_TASK DIRECTIONS_. Edit the entries from the first line up to and including the line with "179, 104, 197]" by replacing "cell-codice" with "cell-code". Leave everything else unchanged, and return only those lines.

==================================================

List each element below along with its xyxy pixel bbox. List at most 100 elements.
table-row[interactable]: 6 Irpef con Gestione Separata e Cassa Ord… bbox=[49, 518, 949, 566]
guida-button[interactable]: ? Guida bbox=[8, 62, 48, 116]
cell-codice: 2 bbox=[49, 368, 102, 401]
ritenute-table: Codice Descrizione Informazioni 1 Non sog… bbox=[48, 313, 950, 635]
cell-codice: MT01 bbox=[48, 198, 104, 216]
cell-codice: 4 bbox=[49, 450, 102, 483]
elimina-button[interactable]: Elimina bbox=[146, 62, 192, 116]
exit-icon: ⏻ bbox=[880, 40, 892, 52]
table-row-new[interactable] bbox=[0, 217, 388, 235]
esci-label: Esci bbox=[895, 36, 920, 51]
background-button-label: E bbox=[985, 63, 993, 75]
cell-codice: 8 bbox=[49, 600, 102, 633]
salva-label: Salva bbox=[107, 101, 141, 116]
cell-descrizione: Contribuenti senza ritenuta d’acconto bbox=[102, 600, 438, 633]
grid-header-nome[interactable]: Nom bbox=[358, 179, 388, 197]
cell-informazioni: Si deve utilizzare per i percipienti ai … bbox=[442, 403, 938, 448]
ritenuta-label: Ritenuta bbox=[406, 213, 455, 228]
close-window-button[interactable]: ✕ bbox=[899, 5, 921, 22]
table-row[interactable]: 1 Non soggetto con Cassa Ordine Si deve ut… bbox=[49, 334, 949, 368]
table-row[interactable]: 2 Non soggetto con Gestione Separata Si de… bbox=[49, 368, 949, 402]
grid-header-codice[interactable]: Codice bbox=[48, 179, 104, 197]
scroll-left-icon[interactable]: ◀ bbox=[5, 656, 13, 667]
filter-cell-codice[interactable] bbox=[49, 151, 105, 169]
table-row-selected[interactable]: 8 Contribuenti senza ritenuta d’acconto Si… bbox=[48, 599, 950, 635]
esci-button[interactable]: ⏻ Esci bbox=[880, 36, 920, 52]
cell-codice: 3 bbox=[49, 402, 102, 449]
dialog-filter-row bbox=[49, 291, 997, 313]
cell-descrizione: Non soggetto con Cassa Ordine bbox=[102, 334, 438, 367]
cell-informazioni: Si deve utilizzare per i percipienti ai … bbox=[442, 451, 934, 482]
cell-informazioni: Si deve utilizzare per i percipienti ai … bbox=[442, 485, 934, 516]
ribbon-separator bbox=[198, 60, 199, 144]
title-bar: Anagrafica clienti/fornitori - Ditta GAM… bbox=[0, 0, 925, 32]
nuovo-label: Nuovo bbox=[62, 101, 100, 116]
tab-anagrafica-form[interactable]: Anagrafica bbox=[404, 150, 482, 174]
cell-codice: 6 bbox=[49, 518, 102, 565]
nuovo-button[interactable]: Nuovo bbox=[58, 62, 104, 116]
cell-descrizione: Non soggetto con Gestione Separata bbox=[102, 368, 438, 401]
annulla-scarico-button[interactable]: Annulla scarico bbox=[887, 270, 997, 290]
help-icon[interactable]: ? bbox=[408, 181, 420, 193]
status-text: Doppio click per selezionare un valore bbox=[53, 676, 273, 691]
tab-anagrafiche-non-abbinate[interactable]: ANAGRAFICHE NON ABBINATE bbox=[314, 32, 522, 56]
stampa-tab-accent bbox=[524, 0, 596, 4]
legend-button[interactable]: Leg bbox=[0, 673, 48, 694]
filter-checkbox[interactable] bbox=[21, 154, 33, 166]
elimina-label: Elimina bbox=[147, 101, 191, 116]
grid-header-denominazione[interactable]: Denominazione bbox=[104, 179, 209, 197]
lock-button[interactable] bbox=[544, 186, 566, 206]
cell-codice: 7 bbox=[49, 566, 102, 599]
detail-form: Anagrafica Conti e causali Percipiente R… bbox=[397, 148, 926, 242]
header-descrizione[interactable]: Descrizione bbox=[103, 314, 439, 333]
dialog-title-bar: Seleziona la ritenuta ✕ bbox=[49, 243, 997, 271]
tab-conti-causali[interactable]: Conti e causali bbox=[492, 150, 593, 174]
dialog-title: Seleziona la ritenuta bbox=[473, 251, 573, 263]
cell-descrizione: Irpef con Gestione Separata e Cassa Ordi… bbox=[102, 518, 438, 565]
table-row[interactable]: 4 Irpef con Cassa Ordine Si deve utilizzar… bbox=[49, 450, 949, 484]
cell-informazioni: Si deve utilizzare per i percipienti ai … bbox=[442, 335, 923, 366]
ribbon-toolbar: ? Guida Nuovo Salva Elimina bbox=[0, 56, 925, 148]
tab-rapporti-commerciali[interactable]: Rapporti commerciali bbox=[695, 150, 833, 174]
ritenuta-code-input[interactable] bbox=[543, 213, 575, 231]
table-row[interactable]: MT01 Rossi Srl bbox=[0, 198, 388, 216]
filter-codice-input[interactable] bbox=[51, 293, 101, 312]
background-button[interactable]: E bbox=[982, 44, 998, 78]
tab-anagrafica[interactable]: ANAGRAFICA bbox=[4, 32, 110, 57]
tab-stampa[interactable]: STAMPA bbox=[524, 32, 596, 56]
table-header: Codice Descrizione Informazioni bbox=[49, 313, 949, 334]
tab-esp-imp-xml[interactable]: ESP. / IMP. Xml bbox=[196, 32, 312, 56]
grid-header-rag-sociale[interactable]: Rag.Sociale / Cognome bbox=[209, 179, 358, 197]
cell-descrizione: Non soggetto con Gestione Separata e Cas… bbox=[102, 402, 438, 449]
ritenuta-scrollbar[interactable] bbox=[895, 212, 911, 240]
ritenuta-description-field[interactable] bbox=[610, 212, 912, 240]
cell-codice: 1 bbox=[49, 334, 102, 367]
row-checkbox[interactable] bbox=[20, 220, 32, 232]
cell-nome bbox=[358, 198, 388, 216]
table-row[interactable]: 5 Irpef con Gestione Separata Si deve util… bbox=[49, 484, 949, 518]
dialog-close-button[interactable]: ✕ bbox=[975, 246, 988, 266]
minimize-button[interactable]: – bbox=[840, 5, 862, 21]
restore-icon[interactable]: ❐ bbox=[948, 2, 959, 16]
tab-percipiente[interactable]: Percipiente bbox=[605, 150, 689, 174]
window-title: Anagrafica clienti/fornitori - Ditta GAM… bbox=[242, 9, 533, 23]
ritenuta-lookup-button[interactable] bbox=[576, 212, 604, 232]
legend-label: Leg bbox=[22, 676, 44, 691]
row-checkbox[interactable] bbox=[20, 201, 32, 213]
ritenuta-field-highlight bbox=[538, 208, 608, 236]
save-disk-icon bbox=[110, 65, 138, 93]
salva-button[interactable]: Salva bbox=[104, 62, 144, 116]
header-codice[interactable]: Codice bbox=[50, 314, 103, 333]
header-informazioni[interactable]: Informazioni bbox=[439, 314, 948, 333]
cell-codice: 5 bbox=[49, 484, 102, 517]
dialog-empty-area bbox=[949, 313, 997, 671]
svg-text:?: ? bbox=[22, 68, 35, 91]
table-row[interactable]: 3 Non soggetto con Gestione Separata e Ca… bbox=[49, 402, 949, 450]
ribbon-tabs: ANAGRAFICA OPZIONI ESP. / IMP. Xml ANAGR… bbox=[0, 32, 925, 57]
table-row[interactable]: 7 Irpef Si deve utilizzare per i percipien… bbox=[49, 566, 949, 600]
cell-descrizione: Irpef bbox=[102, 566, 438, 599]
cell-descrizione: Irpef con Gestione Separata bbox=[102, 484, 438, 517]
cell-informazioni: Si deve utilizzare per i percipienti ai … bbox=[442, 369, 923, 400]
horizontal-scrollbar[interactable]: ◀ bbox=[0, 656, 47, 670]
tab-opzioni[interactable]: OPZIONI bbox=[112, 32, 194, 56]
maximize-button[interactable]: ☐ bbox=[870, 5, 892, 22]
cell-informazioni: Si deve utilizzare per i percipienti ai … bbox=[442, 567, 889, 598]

==================================================

_THE REPLY_.
List each element below along with its xyxy pixel bbox. List at most 100 elements.
table-row[interactable]: 6 Irpef con Gestione Separata e Cassa Ord… bbox=[49, 518, 949, 566]
guida-button[interactable]: ? Guida bbox=[8, 62, 48, 116]
cell-code: 2 bbox=[49, 368, 102, 401]
ritenute-table: Codice Descrizione Informazioni 1 Non sog… bbox=[48, 313, 950, 635]
cell-code: MT01 bbox=[48, 198, 104, 216]
cell-code: 4 bbox=[49, 450, 102, 483]
elimina-button[interactable]: Elimina bbox=[146, 62, 192, 116]
exit-icon: ⏻ bbox=[880, 40, 892, 52]
table-row-new[interactable] bbox=[0, 217, 388, 235]
esci-label: Esci bbox=[895, 36, 920, 51]
background-button-label: E bbox=[985, 63, 993, 75]
cell-code: 8 bbox=[49, 600, 102, 633]
salva-label: Salva bbox=[107, 101, 141, 116]
cell-descrizione: Contribuenti senza ritenuta d’acconto bbox=[102, 600, 438, 633]
grid-header-nome[interactable]: Nom bbox=[358, 179, 388, 197]
cell-informazioni: Si deve utilizzare per i percipienti ai … bbox=[442, 403, 938, 448]
ritenuta-label: Ritenuta bbox=[406, 213, 455, 228]
close-window-button[interactable]: ✕ bbox=[899, 5, 921, 22]
table-row[interactable]: 1 Non soggetto con Cassa Ordine Si deve ut… bbox=[49, 334, 949, 368]
table-row[interactable]: 2 Non soggetto con Gestione Separata Si de… bbox=[49, 368, 949, 402]
grid-header-codice[interactable]: Codice bbox=[48, 179, 104, 197]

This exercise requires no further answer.